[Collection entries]
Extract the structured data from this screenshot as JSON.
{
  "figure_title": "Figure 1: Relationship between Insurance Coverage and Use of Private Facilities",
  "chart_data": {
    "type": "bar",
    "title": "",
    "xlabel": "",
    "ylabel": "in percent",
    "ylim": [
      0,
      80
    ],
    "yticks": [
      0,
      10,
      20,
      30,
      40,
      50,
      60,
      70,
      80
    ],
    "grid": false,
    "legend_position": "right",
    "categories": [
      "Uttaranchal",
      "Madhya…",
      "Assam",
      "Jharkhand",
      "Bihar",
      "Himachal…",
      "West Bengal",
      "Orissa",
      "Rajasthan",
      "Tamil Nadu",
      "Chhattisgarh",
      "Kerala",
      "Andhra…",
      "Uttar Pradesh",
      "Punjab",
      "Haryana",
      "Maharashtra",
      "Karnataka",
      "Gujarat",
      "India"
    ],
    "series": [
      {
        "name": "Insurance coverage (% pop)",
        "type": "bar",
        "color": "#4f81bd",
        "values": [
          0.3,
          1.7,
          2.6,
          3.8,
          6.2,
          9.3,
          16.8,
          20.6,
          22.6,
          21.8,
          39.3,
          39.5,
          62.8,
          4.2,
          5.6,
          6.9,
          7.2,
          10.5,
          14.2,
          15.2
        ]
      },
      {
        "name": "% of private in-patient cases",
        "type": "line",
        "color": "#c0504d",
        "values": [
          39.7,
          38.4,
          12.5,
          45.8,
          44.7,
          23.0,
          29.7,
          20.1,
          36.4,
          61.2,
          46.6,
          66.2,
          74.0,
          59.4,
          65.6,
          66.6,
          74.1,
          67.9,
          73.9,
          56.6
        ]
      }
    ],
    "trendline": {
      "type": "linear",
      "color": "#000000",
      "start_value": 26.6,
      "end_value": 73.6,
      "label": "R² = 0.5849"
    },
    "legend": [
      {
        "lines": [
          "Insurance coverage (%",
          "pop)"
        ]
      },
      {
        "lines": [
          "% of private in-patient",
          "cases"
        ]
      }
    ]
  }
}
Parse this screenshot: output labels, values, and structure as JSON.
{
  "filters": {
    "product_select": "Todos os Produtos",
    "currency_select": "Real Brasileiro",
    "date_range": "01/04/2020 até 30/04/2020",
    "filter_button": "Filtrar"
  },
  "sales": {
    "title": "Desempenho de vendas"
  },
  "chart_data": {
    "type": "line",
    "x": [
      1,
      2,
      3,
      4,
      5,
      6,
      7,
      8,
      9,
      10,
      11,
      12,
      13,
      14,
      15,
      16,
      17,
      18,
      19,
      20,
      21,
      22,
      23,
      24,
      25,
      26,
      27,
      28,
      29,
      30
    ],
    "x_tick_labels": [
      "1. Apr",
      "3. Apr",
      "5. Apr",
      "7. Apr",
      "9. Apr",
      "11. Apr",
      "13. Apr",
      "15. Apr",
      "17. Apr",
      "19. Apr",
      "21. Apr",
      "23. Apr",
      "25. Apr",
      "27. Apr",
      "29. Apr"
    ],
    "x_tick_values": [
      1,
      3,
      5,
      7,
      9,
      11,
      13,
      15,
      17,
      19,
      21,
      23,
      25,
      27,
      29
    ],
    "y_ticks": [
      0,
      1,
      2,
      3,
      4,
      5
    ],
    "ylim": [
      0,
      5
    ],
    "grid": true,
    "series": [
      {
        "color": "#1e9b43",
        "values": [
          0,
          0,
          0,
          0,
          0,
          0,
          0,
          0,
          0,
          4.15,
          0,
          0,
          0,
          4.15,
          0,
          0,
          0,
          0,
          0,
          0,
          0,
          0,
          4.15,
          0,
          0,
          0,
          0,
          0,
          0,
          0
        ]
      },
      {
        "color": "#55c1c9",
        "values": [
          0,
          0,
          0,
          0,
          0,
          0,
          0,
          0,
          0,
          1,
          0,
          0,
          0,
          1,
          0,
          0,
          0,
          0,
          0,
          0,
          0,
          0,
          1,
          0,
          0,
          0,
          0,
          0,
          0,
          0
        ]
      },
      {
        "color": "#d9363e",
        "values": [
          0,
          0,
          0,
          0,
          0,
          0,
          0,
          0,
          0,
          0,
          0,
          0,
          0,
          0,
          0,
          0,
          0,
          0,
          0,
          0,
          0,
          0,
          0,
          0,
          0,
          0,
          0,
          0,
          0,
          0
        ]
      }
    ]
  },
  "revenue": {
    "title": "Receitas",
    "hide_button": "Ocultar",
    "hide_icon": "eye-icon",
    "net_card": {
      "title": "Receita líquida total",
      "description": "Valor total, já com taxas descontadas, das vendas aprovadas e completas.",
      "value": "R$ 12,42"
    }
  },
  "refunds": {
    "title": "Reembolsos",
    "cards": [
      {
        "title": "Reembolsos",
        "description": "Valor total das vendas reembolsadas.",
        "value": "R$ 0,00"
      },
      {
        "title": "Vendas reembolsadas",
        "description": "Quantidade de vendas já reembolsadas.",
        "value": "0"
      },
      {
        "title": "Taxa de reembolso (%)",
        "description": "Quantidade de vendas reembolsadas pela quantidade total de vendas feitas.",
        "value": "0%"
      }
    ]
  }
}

## GOAL
Print the material once more, exactly.

## EXPECTED ANSWER
Extract the structured data from this screenshot as JSON.
{
  "figure_title": "Figure 1: Relationship between Insurance Coverage and Use of Private Facilities",
  "chart_data": {
    "type": "bar",
    "title": "",
    "xlabel": "",
    "ylabel": "in percent",
    "ylim": [
      0,
      80
    ],
    "yticks": [
      0,
      10,
      20,
      30,
      40,
      50,
      60,
      70,
      80
    ],
    "grid": false,
    "legend_position": "right",
    "categories": [
      "Uttaranchal",
      "Madhya…",
      "Assam",
      "Jharkhand",
      "Bihar",
      "Himachal…",
      "West Bengal",
      "Orissa",
      "Rajasthan",
      "Tamil Nadu",
      "Chhattisgarh",
      "Kerala",
      "Andhra…",
      "Uttar Pradesh",
      "Punjab",
      "Haryana",
      "Maharashtra",
      "Karnataka",
      "Gujarat",
      "India"
    ],
    "series": [
      {
        "name": "Insurance coverage (% pop)",
        "type": "bar",
        "color": "#4f81bd",
        "values": [
          0.3,
          1.7,
          2.6,
          3.8,
          6.2,
          9.3,
          16.8,
          20.6,
          22.6,
          21.8,
          39.3,
          39.5,
          62.8,
          4.2,
          5.6,
          6.9,
          7.2,
          10.5,
          14.2,
          15.2
        ]
      },
      {
        "name": "% of private in-patient cases",
        "type": "line",
        "color": "#c0504d",
        "values": [
          39.7,
          38.4,
          12.5,
          45.8,
          44.7,
          23.0,
          29.7,
          20.1,
          36.4,
          61.2,
          46.6,
          66.2,
          74.0,
          59.4,
          65.6,
          66.6,
          74.1,
          67.9,
          73.9,
          56.6
        ]
      }
    ],
    "trendline": {
      "type": "linear",
      "color": "#000000",
      "start_value": 26.6,
      "end_value": 73.6,
      "label": "R² = 0.5849"
    },
    "legend": [
      {
        "lines": [
          "Insurance coverage (%",
          "pop)"
        ]
      },
      {
        "lines": [
          "% of private in-patient",
          "cases"
        ]
      }
    ]
  }
}
Parse this screenshot: output labels, values, and structure as JSON.
{
  "filters": {
    "product_select": "Todos os Produtos",
    "currency_select": "Real Brasileiro",
    "date_range": "01/04/2020 até 30/04/2020",
    "filter_button": "Filtrar"
  },
  "sales": {
    "title": "Desempenho de vendas"
  },
  "chart_data": {
    "type": "line",
    "x": [
      1,
      2,
      3,
      4,
      5,
      6,
      7,
      8,
      9,
      10,
      11,
      12,
      13,
      14,
      15,
      16,
      17,
      18,
      19,
      20,
      21,
      22,
      23,
      24,
      25,
      26,
      27,
      28,
      29,
      30
    ],
    "x_tick_labels": [
      "1. Apr",
      "3. Apr",
      "5. Apr",
      "7. Apr",
      "9. Apr",
      "11. Apr",
      "13. Apr",
      "15. Apr",
      "17. Apr",
      "19. Apr",
      "21. Apr",
      "23. Apr",
      "25. Apr",
      "27. Apr",
      "29. Apr"
    ],
    "x_tick_values": [
      1,
      3,
      5,
      7,
      9,
      11,
      13,
      15,
      17,
      19,
      21,
      23,
      25,
      27,
      29
    ],
    "y_ticks": [
      0,
      1,
      2,
      3,
      4,
      5
    ],
    "ylim": [
      0,
      5
    ],
    "grid": true,
    "series": [
      {
        "color": "#1e9b43",
        "values": [
          0,
          0,
          0,
          0,
          0,
          0,
          0,
          0,
          0,
          4.15,
          0,
          0,
          0,
          4.15,
          0,
          0,
          0,
          0,
          0,
          0,
          0,
          0,
          4.15,
          0,
          0,
          0,
          0,
          0,
          0,
          0
        ]
      },
      {
        "color": "#55c1c9",
        "values": [
          0,
          0,
          0,
          0,
          0,
          0,
          0,
          0,
          0,
          1,
          0,
          0,
          0,
          1,
          0,
          0,
          0,
          0,
          0,
          0,
          0,
          0,
          1,
          0,
          0,
          0,
          0,
          0,
          0,
          0
        ]
      },
      {
        "color": "#d9363e",
        "values": [
          0,
          0,
          0,
          0,
          0,
          0,
          0,
          0,
          0,
          0,
          0,
          0,
          0,
          0,
          0,
          0,
          0,
          0,
          0,
          0,
          0,
          0,
          0,
          0,
          0,
          0,
          0,
          0,
          0,
          0
        ]
      }
    ]
  },
  "revenue": {
    "title": "Receitas",
    "hide_button": "Ocultar",
    "hide_icon": "eye-icon",
    "net_card": {
      "title": "Receita líquida total",
      "description": "Valor total, já com taxas descontadas, das vendas aprovadas e completas.",
      "value": "R$ 12,42"
    }
  },
  "refunds": {
    "title": "Reembolsos",
    "cards": [
      {
        "title": "Reembolsos",
        "description": "Valor total das vendas reembolsadas.",
        "value": "R$ 0,00"
      },
      {
        "title": "Vendas reembolsadas",
        "description": "Quantidade de vendas já reembolsadas.",
        "value": "0"
      },
      {
        "title": "Taxa de reembolso (%)",
        "description": "Quantidade de vendas reembolsadas pela quantidade total de vendas feitas.",
        "value": "0%"
      }
    ]
  }
}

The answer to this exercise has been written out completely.